Each entry that follows must be output without any deviation.

start Input data

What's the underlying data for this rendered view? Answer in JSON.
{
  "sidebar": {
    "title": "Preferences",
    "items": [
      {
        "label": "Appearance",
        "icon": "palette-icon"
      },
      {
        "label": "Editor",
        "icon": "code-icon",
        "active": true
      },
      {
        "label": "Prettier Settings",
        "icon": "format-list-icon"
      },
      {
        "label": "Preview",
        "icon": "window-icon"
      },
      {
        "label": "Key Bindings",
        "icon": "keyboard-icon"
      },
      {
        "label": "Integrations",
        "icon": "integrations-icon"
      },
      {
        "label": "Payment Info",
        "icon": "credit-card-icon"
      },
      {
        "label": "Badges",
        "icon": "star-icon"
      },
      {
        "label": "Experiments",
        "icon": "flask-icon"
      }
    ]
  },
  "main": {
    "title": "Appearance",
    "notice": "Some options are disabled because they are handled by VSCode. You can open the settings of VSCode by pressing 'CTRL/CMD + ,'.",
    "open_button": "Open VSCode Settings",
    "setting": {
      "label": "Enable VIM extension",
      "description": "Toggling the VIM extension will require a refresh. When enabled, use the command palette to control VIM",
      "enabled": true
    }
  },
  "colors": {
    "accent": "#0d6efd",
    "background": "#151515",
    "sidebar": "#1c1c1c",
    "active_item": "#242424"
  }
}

end Input data

▶ [Worked solution]
What's the underlying data for this rendered view? Answer in JSON.
{
  "sidebar": {
    "title": "Preferences",
    "items": [
      {
        "label": "Appearance",
        "icon": "palette-icon"
      },
      {
        "label": "Editor",
        "icon": "code-icon",
        "active": true
      },
      {
        "label": "Prettier Settings",
        "icon": "format-list-icon"
      },
      {
        "label": "Preview",
        "icon": "window-icon"
      },
      {
        "label": "Key Bindings",
        "icon": "keyboard-icon"
      },
      {
        "label": "Integrations",
        "icon": "integrations-icon"
      },
      {
        "label": "Payment Info",
        "icon": "credit-card-icon"
      },
      {
        "label": "Badges",
        "icon": "star-icon"
      },
      {
        "label": "Experiments",
        "icon": "flask-icon"
      }
    ]
  },
  "main": {
    "title": "Appearance",
    "notice": "Some options are disabled because they are handled by VSCode. You can open the settings of VSCode by pressing 'CTRL/CMD + ,'.",
    "open_button": "Open VSCode Settings",
    "setting": {
      "label": "Enable VIM extension",
      "description": "Toggling the VIM extension will require a refresh. When enabled, use the command palette to control VIM",
      "enabled": true
    }
  },
  "colors": {
    "accent": "#0d6efd",
    "background": "#151515",
    "sidebar": "#1c1c1c",
    "active_item": "#242424"
  }
}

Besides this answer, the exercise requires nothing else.